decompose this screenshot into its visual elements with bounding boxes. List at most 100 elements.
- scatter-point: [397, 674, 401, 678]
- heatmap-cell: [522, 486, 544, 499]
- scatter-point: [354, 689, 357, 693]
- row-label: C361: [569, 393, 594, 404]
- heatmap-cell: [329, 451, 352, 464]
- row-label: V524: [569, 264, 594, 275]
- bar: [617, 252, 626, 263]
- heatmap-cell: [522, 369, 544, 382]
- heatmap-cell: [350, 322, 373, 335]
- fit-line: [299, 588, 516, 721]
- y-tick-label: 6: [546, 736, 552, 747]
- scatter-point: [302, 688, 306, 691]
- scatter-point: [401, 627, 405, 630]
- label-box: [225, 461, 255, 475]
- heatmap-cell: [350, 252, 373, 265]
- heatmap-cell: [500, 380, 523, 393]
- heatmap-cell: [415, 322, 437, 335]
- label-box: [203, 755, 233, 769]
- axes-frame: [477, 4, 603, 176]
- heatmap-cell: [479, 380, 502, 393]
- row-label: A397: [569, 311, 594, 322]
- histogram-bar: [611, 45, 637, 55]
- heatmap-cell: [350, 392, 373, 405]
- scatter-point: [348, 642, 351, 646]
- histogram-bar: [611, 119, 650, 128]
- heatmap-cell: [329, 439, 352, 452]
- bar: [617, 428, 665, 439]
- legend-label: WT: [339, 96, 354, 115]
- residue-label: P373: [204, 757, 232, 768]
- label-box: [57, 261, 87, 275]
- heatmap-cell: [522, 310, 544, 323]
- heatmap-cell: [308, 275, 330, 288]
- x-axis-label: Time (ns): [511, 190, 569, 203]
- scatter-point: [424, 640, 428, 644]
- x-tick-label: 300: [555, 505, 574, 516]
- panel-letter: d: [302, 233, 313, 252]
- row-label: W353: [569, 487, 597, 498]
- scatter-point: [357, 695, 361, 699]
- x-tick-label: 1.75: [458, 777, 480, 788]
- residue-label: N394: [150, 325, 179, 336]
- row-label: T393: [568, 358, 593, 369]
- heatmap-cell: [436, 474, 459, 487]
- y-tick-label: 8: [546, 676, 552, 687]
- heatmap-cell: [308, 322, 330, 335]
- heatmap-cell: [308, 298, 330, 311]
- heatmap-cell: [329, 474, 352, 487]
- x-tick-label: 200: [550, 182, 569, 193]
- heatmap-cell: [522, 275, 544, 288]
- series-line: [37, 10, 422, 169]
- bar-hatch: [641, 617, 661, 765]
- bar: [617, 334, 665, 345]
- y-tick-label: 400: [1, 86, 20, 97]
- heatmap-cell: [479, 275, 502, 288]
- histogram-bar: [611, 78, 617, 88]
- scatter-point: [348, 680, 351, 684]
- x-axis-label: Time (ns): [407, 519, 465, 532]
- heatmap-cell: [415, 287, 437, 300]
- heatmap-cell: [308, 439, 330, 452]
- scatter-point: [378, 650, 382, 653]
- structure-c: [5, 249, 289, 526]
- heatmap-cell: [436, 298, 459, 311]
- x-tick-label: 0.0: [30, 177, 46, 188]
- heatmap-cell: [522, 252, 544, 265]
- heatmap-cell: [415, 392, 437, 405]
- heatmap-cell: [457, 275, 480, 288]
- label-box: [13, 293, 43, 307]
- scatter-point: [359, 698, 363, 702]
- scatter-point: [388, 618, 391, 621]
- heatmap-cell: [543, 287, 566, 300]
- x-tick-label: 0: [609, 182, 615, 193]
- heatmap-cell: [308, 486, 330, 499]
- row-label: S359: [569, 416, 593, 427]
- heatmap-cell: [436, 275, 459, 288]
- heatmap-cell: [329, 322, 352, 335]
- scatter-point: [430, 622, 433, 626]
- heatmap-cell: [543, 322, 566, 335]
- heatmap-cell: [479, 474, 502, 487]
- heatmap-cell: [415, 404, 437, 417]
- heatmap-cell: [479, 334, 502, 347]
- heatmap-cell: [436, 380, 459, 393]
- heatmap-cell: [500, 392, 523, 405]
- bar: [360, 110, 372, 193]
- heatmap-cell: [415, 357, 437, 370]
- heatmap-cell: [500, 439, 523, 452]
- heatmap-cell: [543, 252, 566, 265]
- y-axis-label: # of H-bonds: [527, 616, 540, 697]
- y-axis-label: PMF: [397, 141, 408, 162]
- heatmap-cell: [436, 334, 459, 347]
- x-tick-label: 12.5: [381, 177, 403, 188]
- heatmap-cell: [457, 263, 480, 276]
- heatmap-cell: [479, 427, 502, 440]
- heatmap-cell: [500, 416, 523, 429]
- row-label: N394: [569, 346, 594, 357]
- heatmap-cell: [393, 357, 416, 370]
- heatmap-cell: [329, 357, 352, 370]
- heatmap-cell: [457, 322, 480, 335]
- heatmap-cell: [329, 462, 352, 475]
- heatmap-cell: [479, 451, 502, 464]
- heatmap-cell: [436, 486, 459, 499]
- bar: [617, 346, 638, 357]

**Stated problem**: Please show each line of the data above that contains the word "Time". Case counts, so a match must have the same capital and small letters.

**Worked solution**:
- x-axis-label: Time (ns): [511, 190, 569, 203]
- x-axis-label: Time (ns): [407, 519, 465, 532]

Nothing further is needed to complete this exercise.